Give back the passage of the model kit forum thread starting at "I remember they" and ending at "be all about.", swapping "fun" for "a blast" throughout.

=== Source text ===
-=-=-=-=-

What are the chances of a non-member seeing Gary's artful writings?


----------



## RSN (Jul 29, 2008)

enterprise_fan said:


> what are the chances of a non-member seeing gary's artful writings?


zero!


----------



## SteveR (Aug 7, 2005)

Well ... maybe after the model ships? Not sure of the agreement.


----------



## woof359 (Apr 27, 2003)

*better times*

I forget how much the orignal kit was back in the 60's, a couple bucks ? I just remembered I had to save up my allowance to afford it. Same thing today, but you know, I thinks it was worth it then, and I'm betting its was worth the wait and the cost today. :thumbsup:


----------



## Chuck_P.R. (Jun 8, 2003)

woof359 said:


> I forget how much the orignal kit was back in the 60's, a couple bucks ? I just remembered I had to save up my allowance to afford it. Same thing today, but you know, I thinks it was worth it then, and I'm betting its was worth the wait and the cost today. :thumbsup:


I remember they were $3 bucks when I bought my first one or two in about 1972, then I think they went up to a whooping $3.95 soon thereafter. Which kinda frustrated me. I could get the model and some glue, but had to wait to get the darned paint!  

Often by the next week I'd had decided to get a different Trek kit and some were played with or broken long before I got serious about painting them. 

But everyone I knew built kits, if not Trek kits, and we always seemed to have fun.

Nowdays I sometimes see people lose patience having to take the shrink wrap off of something they buy already made.

Oh well. It was fun. Which is what a hobby should be all about.


----------



## dlogix (Aug 22, 2005)

It's not an "insinuation", just a honest question. Why do you have to ask them about it, just send them back the shirt. It would be the right thing to do.

That's all I'm saying.



RSN said:


> Actually, when they send me my offer to purchase, I was intending to ask them about that since I am no longer entitled to it. So you can cut out the insinuation that I would keep something that was part of the incentive to purchase the kit.


----------



## Trek Ace (Jul 8, 2001)

The first AMT _Enterprise_ model I bought I paid 49 cents for at a store in Hollywood. The box had been opened, but the contents were intact. Even so, the proprietor sold it to me for half of the 98 cents sticker price.

-=-=-=-=-

=== Material supplied ===

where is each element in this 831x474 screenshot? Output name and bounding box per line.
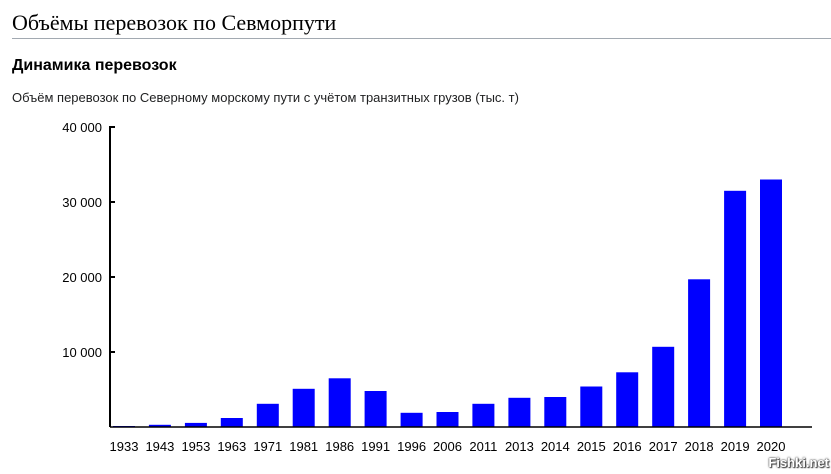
x-tick-label: 2011 — [469, 439, 497, 454]
title-divider — [12, 38, 831, 39]
x-ticks-group: 1933 1943 1953 1963 1971 1981 1986 1991 1996 2006… — [110, 439, 786, 454]
x-tick-label: 2006 — [433, 439, 462, 454]
y-tick-label: 40 000 — [62, 120, 102, 135]
y-tick-label: 30 000 — [62, 195, 102, 210]
bar-2013 — [508, 397, 531, 428]
x-tick-label: 2015 — [577, 439, 606, 454]
bars-group — [113, 179, 782, 428]
bar-1996 — [400, 412, 423, 428]
bar-1963 — [220, 418, 243, 427]
page-title: Объёмы перевозок по Севморпути — [12, 10, 337, 35]
x-tick-label: 1943 — [145, 439, 174, 454]
y-tick-label: 10 000 — [62, 345, 102, 360]
bar-1991 — [364, 391, 387, 427]
y-tick-label: 20 000 — [62, 270, 102, 285]
bar-2016 — [616, 372, 639, 428]
bar-2019 — [724, 190, 747, 428]
x-tick-label: 1971 — [253, 439, 282, 454]
x-tick-label: 1991 — [361, 439, 390, 454]
chart-title: Объём перевозок по Северному морскому пу… — [12, 90, 519, 105]
bar-2014 — [544, 397, 567, 427]
bar-1953 — [184, 422, 207, 427]
bar-1943 — [148, 424, 171, 428]
bar-2020 — [760, 179, 782, 427]
bar-2011 — [472, 403, 495, 428]
x-tick-label: 1981 — [289, 439, 318, 454]
bar-2006 — [436, 412, 459, 427]
x-tick-label: 2017 — [649, 439, 678, 454]
x-tick-label: 2020 — [757, 439, 786, 454]
bar-1971 — [256, 403, 279, 428]
watermark-logo: Fishki.net — [768, 455, 829, 470]
x-tick-label: 2013 — [505, 439, 534, 454]
x-tick-label: 1963 — [217, 439, 246, 454]
bar-1981 — [292, 388, 315, 428]
bar-2015 — [580, 386, 603, 427]
x-tick-label: 2018 — [685, 439, 714, 454]
x-tick-label: 2019 — [721, 439, 750, 454]
section-title: Динамика перевозок — [12, 57, 177, 74]
x-tick-label: 2016 — [613, 439, 642, 454]
x-tick-label: 1953 — [181, 439, 210, 454]
x-tick-label: 1996 — [397, 439, 426, 454]
y-ticks-group: 10 000 20 000 30 000 40 000 — [62, 120, 115, 360]
bar-1986 — [328, 378, 351, 428]
bar-2018 — [688, 279, 711, 428]
x-tick-label: 1933 — [110, 439, 139, 454]
x-tick-label: 1986 — [325, 439, 354, 454]
bar-2017 — [652, 346, 675, 428]
x-tick-label: 2014 — [541, 439, 570, 454]
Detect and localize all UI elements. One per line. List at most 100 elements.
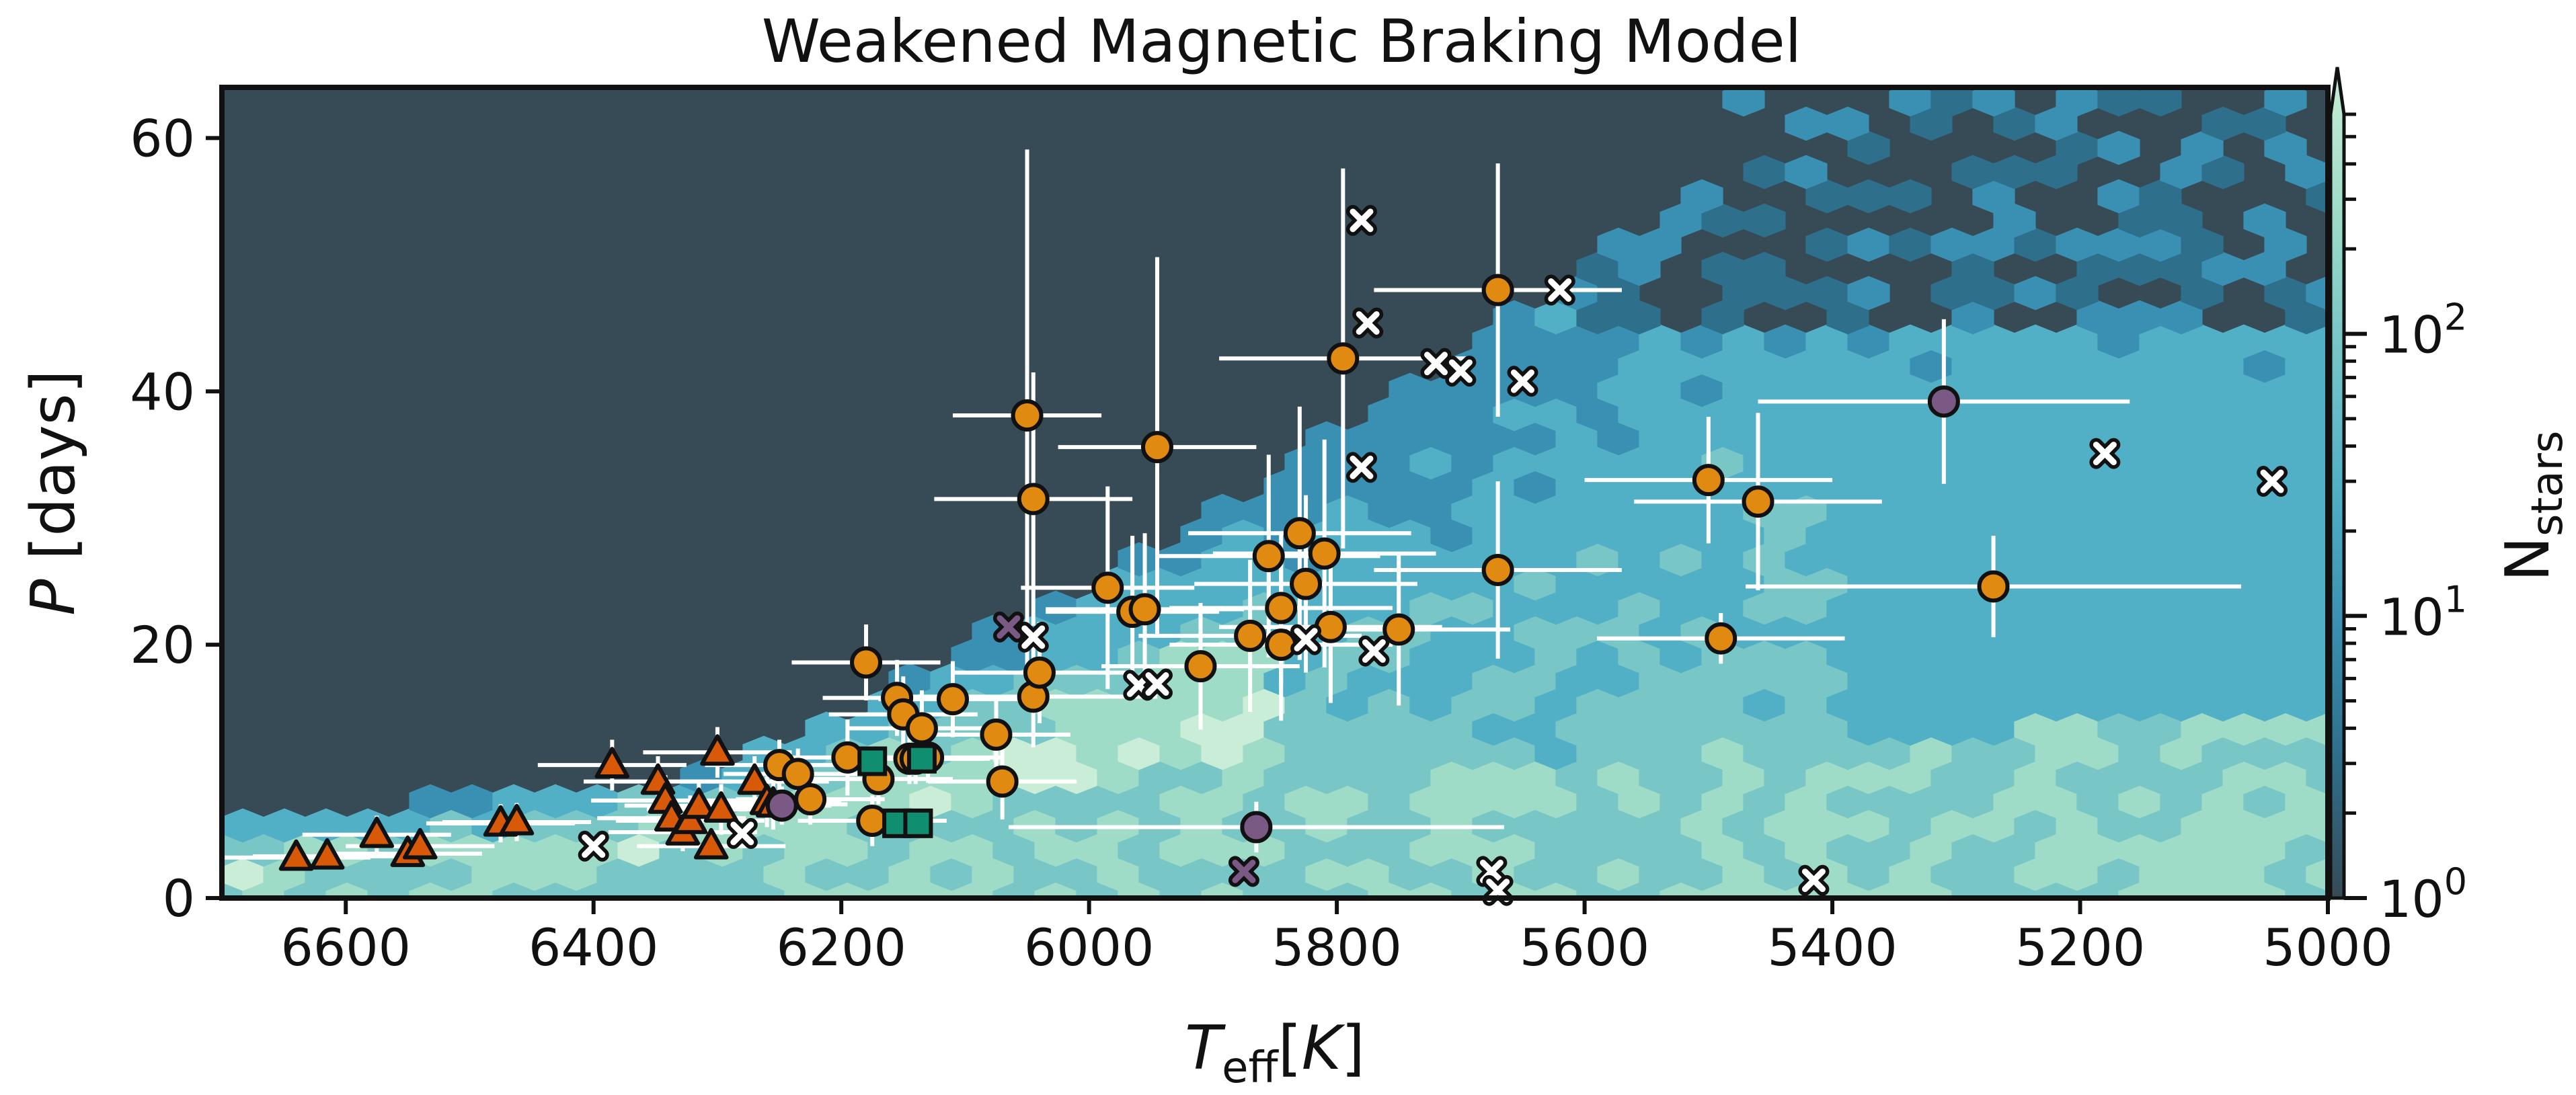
hex-cell xyxy=(451,784,494,819)
hex-cell xyxy=(1326,784,1369,819)
hex-cell xyxy=(1576,251,1619,286)
hex-cell xyxy=(2097,469,2140,504)
hex-cell xyxy=(805,711,848,746)
hex-cell xyxy=(1972,421,2015,456)
hex-cell xyxy=(1660,687,1703,722)
hex-cell xyxy=(1618,300,1661,335)
hex-cell xyxy=(1910,493,1953,528)
hex-cell xyxy=(1222,711,1265,746)
x-tick-label: 5800 xyxy=(1272,918,1401,977)
hex-cell xyxy=(2014,663,2057,698)
hex-cell xyxy=(1722,518,1765,553)
hex-cell xyxy=(2118,784,2161,819)
hex-cell xyxy=(1368,881,1411,898)
hex-cell xyxy=(1993,348,2036,383)
hex-cell xyxy=(909,881,952,898)
hex-cell xyxy=(1472,469,1515,504)
hex-cell xyxy=(2160,348,2203,383)
hex-cell xyxy=(1555,711,1598,746)
hex-cell xyxy=(2139,87,2182,117)
hex-cell xyxy=(1743,542,1786,577)
hex-cell xyxy=(2056,808,2099,843)
hex-cell xyxy=(1389,372,1432,407)
hex-cell xyxy=(1430,614,1473,649)
hex-cell xyxy=(1284,735,1327,770)
hex-cell xyxy=(1951,155,1994,190)
hex-cell xyxy=(1389,711,1432,746)
hex-cell xyxy=(1534,348,1577,383)
hex-cell xyxy=(2181,711,2224,746)
hex-cell xyxy=(1472,372,1515,407)
hex-cell xyxy=(1951,445,1994,480)
hex-cell xyxy=(1368,397,1411,432)
hex-cell xyxy=(1013,760,1056,795)
hex-cell xyxy=(1284,687,1327,722)
hex-cell xyxy=(1930,614,1974,649)
hex-cell xyxy=(1868,735,1911,770)
hex-cell xyxy=(222,808,264,843)
hex-cell xyxy=(1597,518,1640,553)
hex-cell xyxy=(1785,348,1828,383)
hex-cell xyxy=(1618,445,1661,480)
hex-cell xyxy=(1972,179,2015,214)
hex-cell xyxy=(1847,372,1890,407)
hex-cell xyxy=(1930,87,1974,117)
hex-cell xyxy=(492,832,535,867)
hex-cell xyxy=(2243,203,2286,238)
hex-cell xyxy=(1472,614,1515,649)
hex-cell xyxy=(1368,832,1411,867)
hex-cell xyxy=(1097,856,1140,891)
hex-cell xyxy=(1993,106,2036,141)
marker-cross xyxy=(1350,455,1374,479)
hex-cell xyxy=(1868,397,1911,432)
hex-cell xyxy=(1847,760,1890,795)
hex-cell xyxy=(1701,881,1744,898)
hex-cell xyxy=(1910,687,1953,722)
hex-cell xyxy=(2222,518,2265,553)
hex-cell xyxy=(1805,372,1848,407)
hex-cell xyxy=(1639,760,1682,795)
hex-cell xyxy=(1805,711,1848,746)
hex-cell xyxy=(2201,397,2245,432)
hex-cell xyxy=(2285,832,2328,867)
hex-cell xyxy=(1930,856,1974,891)
hex-cell xyxy=(1576,784,1619,819)
hex-cell xyxy=(1680,324,1723,359)
hex-cell xyxy=(2347,518,2390,553)
hex-cell xyxy=(2243,348,2286,383)
hex-cell xyxy=(2118,832,2161,867)
hex-cell xyxy=(1701,590,1744,625)
marker-cross xyxy=(1448,359,1473,383)
hex-cell xyxy=(1680,566,1723,601)
hex-cell xyxy=(2285,397,2328,432)
hex-cell xyxy=(1534,735,1577,770)
hex-cell xyxy=(1889,469,1932,504)
hex-cell xyxy=(2285,784,2328,819)
hex-cell xyxy=(2035,881,2078,898)
hex-cell xyxy=(1972,518,2015,553)
hex-cell xyxy=(1701,735,1744,770)
marker-purple-circle xyxy=(1927,385,1960,418)
hex-cell xyxy=(2347,663,2390,698)
hex-cell xyxy=(1639,663,1682,698)
hex-cell xyxy=(1639,808,1682,843)
hex-cell xyxy=(1639,324,1682,359)
hex-cell xyxy=(2014,856,2057,891)
hex-cell xyxy=(2014,808,2057,843)
hex-cell xyxy=(1430,421,1473,456)
hex-cell xyxy=(2076,784,2119,819)
hex-cell xyxy=(1618,784,1661,819)
hex-cell xyxy=(2118,300,2161,335)
hex-cell xyxy=(1159,784,1202,819)
marker-circle xyxy=(1481,274,1514,307)
hex-cell xyxy=(1389,421,1432,456)
hex-cell xyxy=(1805,421,1848,456)
marker-cross xyxy=(1350,208,1374,233)
marker-circle xyxy=(850,646,883,679)
hex-cell xyxy=(2222,566,2265,601)
hex-cell xyxy=(409,784,452,819)
hex-cell xyxy=(1368,445,1411,480)
hex-cell xyxy=(1514,324,1557,359)
hex-cell xyxy=(1722,276,1765,311)
hex-cell xyxy=(1159,881,1202,898)
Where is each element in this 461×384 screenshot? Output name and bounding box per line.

-=-=-=-=-

=== Written answer ===
I remember they were $3 bucks when I bought my first one or two in about 1972, then I think they went up to a whooping $3.95 soon thereafter. Which kinda frustrated me. I could get the model and some glue, but had to wait to get the darned paint!  

Often by the next week I'd had decided to get a different Trek kit and some were played with or broken long before I got serious about painting them. 

But everyone I knew built kits, if not Trek kits, and we always seemed to have a blast.

Nowdays I sometimes see people lose patience having to take the shrink wrap off of something they buy already made.

Oh well. It was a blast. Which is what a hobby should be all about.